▶ [Exercise] Leave out the pictures and repeat the data exactly.

▶ [Task input]
>> start
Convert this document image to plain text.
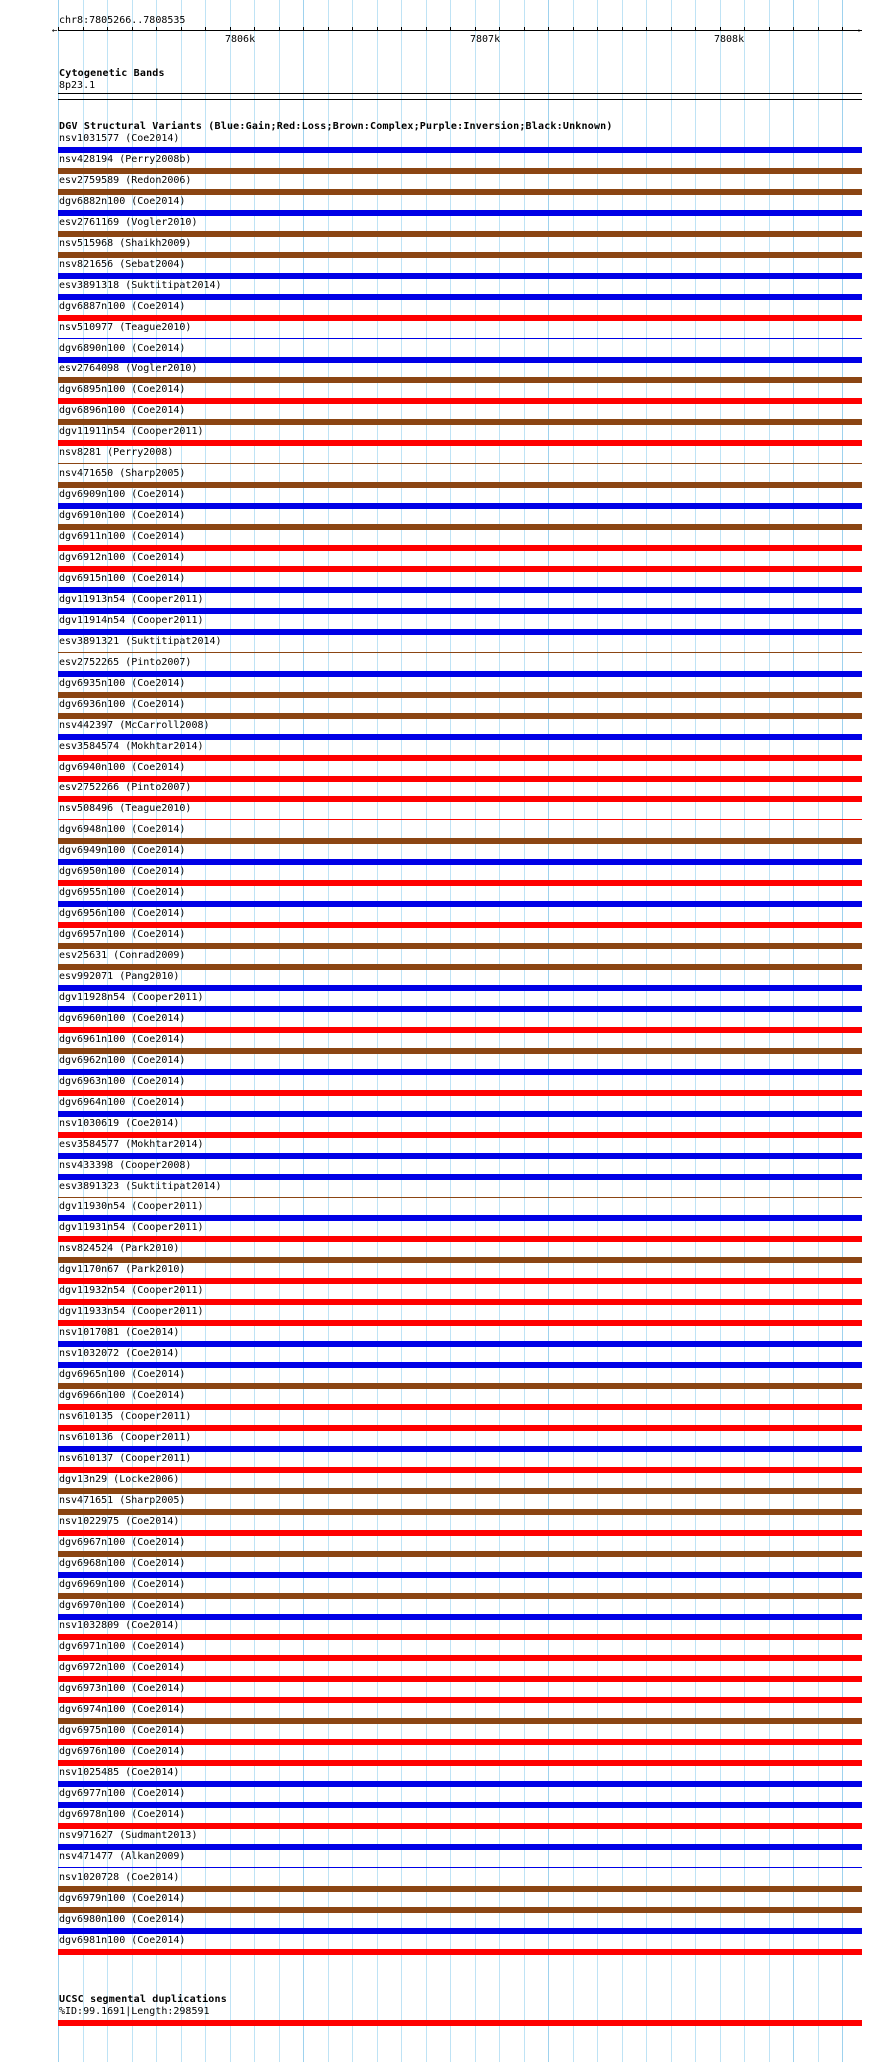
chr8:7805266..7808535
←	→
7806k	7807k	7808k
Cytogenetic Bands
8p23.1
DGV Structural Variants (Blue:Gain;Red:Loss;Brown:Complex;Purple:Inversion;Black:Unknown)
nsv1031577 (Coe2014)
nsv428194 (Perry2008b)
esv2759589 (Redon2006)
dgv6882n100 (Coe2014)
esv2761169 (Vogler2010)
nsv515968 (Shaikh2009)
nsv821656 (Sebat2004)
esv3891318 (Suktitipat2014)
dgv6887n100 (Coe2014)
nsv510977 (Teague2010)
dgv6890n100 (Coe2014)
esv2764098 (Vogler2010)
dgv6895n100 (Coe2014)
dgv6896n100 (Coe2014)
dgv11911n54 (Cooper2011)
nsv8281 (Perry2008)
nsv471650 (Sharp2005)
dgv6909n100 (Coe2014)
dgv6910n100 (Coe2014)
dgv6911n100 (Coe2014)
dgv6912n100 (Coe2014)
dgv6915n100 (Coe2014)
dgv11913n54 (Cooper2011)
dgv11914n54 (Cooper2011)
esv3891321 (Suktitipat2014)
esv2752265 (Pinto2007)
dgv6935n100 (Coe2014)
dgv6936n100 (Coe2014)
nsv442397 (McCarroll2008)
esv3584574 (Mokhtar2014)
dgv6940n100 (Coe2014)
esv2752266 (Pinto2007)
nsv508496 (Teague2010)
dgv6948n100 (Coe2014)
dgv6949n100 (Coe2014)
dgv6950n100 (Coe2014)
dgv6955n100 (Coe2014)
dgv6956n100 (Coe2014)
dgv6957n100 (Coe2014)
esv25631 (Conrad2009)
esv992071 (Pang2010)
dgv11928n54 (Cooper2011)
dgv6960n100 (Coe2014)
dgv6961n100 (Coe2014)
dgv6962n100 (Coe2014)
dgv6963n100 (Coe2014)
dgv6964n100 (Coe2014)
nsv1030619 (Coe2014)
esv3584577 (Mokhtar2014)
nsv433398 (Cooper2008)
esv3891323 (Suktitipat2014)
dgv11930n54 (Cooper2011)
dgv11931n54 (Cooper2011)
nsv824524 (Park2010)
dgv1170n67 (Park2010)
dgv11932n54 (Cooper2011)
dgv11933n54 (Cooper2011)
nsv1017081 (Coe2014)
nsv1032072 (Coe2014)
dgv6965n100 (Coe2014)
dgv6966n100 (Coe2014)
nsv610135 (Cooper2011)
nsv610136 (Cooper2011)
nsv610137 (Cooper2011)
dgv13n29 (Locke2006)
nsv471651 (Sharp2005)
nsv1022975 (Coe2014)
dgv6967n100 (Coe2014)
dgv6968n100 (Coe2014)
dgv6969n100 (Coe2014)
dgv6970n100 (Coe2014)
nsv1032809 (Coe2014)
dgv6971n100 (Coe2014)
dgv6972n100 (Coe2014)
dgv6973n100 (Coe2014)
dgv6974n100 (Coe2014)
dgv6975n100 (Coe2014)
dgv6976n100 (Coe2014)
nsv1025485 (Coe2014)
dgv6977n100 (Coe2014)
dgv6978n100 (Coe2014)
nsv971627 (Sudmant2013)
nsv471477 (Alkan2009)
nsv1020728 (Coe2014)
dgv6979n100 (Coe2014)
dgv6980n100 (Coe2014)
dgv6981n100 (Coe2014)
UCSC segmental duplications
%ID:99.1691|Length:298591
>> end
▶ [Right answer]
Convert this document image to plain text.
chr8:7805266..7808535
←	→
7806k	7807k	7808k
Cytogenetic Bands
8p23.1
DGV Structural Variants (Blue:Gain;Red:Loss;Brown:Complex;Purple:Inversion;Black:Unknown)
nsv1031577 (Coe2014)
nsv428194 (Perry2008b)
esv2759589 (Redon2006)
dgv6882n100 (Coe2014)
esv2761169 (Vogler2010)
nsv515968 (Shaikh2009)
nsv821656 (Sebat2004)
esv3891318 (Suktitipat2014)
dgv6887n100 (Coe2014)
nsv510977 (Teague2010)
dgv6890n100 (Coe2014)
esv2764098 (Vogler2010)
dgv6895n100 (Coe2014)
dgv6896n100 (Coe2014)
dgv11911n54 (Cooper2011)
nsv8281 (Perry2008)
nsv471650 (Sharp2005)
dgv6909n100 (Coe2014)
dgv6910n100 (Coe2014)
dgv6911n100 (Coe2014)
dgv6912n100 (Coe2014)
dgv6915n100 (Coe2014)
dgv11913n54 (Cooper2011)
dgv11914n54 (Cooper2011)
esv3891321 (Suktitipat2014)
esv2752265 (Pinto2007)
dgv6935n100 (Coe2014)
dgv6936n100 (Coe2014)
nsv442397 (McCarroll2008)
esv3584574 (Mokhtar2014)
dgv6940n100 (Coe2014)
esv2752266 (Pinto2007)
nsv508496 (Teague2010)
dgv6948n100 (Coe2014)
dgv6949n100 (Coe2014)
dgv6950n100 (Coe2014)
dgv6955n100 (Coe2014)
dgv6956n100 (Coe2014)
dgv6957n100 (Coe2014)
esv25631 (Conrad2009)
esv992071 (Pang2010)
dgv11928n54 (Cooper2011)
dgv6960n100 (Coe2014)
dgv6961n100 (Coe2014)
dgv6962n100 (Coe2014)
dgv6963n100 (Coe2014)
dgv6964n100 (Coe2014)
nsv1030619 (Coe2014)
esv3584577 (Mokhtar2014)
nsv433398 (Cooper2008)
esv3891323 (Suktitipat2014)
dgv11930n54 (Cooper2011)
dgv11931n54 (Cooper2011)
nsv824524 (Park2010)
dgv1170n67 (Park2010)
dgv11932n54 (Cooper2011)
dgv11933n54 (Cooper2011)
nsv1017081 (Coe2014)
nsv1032072 (Coe2014)
dgv6965n100 (Coe2014)
dgv6966n100 (Coe2014)
nsv610135 (Cooper2011)
nsv610136 (Cooper2011)
nsv610137 (Cooper2011)
dgv13n29 (Locke2006)
nsv471651 (Sharp2005)
nsv1022975 (Coe2014)
dgv6967n100 (Coe2014)
dgv6968n100 (Coe2014)
dgv6969n100 (Coe2014)
dgv6970n100 (Coe2014)
nsv1032809 (Coe2014)
dgv6971n100 (Coe2014)
dgv6972n100 (Coe2014)
dgv6973n100 (Coe2014)
dgv6974n100 (Coe2014)
dgv6975n100 (Coe2014)
dgv6976n100 (Coe2014)
nsv1025485 (Coe2014)
dgv6977n100 (Coe2014)
dgv6978n100 (Coe2014)
nsv971627 (Sudmant2013)
nsv471477 (Alkan2009)
nsv1020728 (Coe2014)
dgv6979n100 (Coe2014)
dgv6980n100 (Coe2014)
dgv6981n100 (Coe2014)
UCSC segmental duplications
%ID:99.1691|Length:298591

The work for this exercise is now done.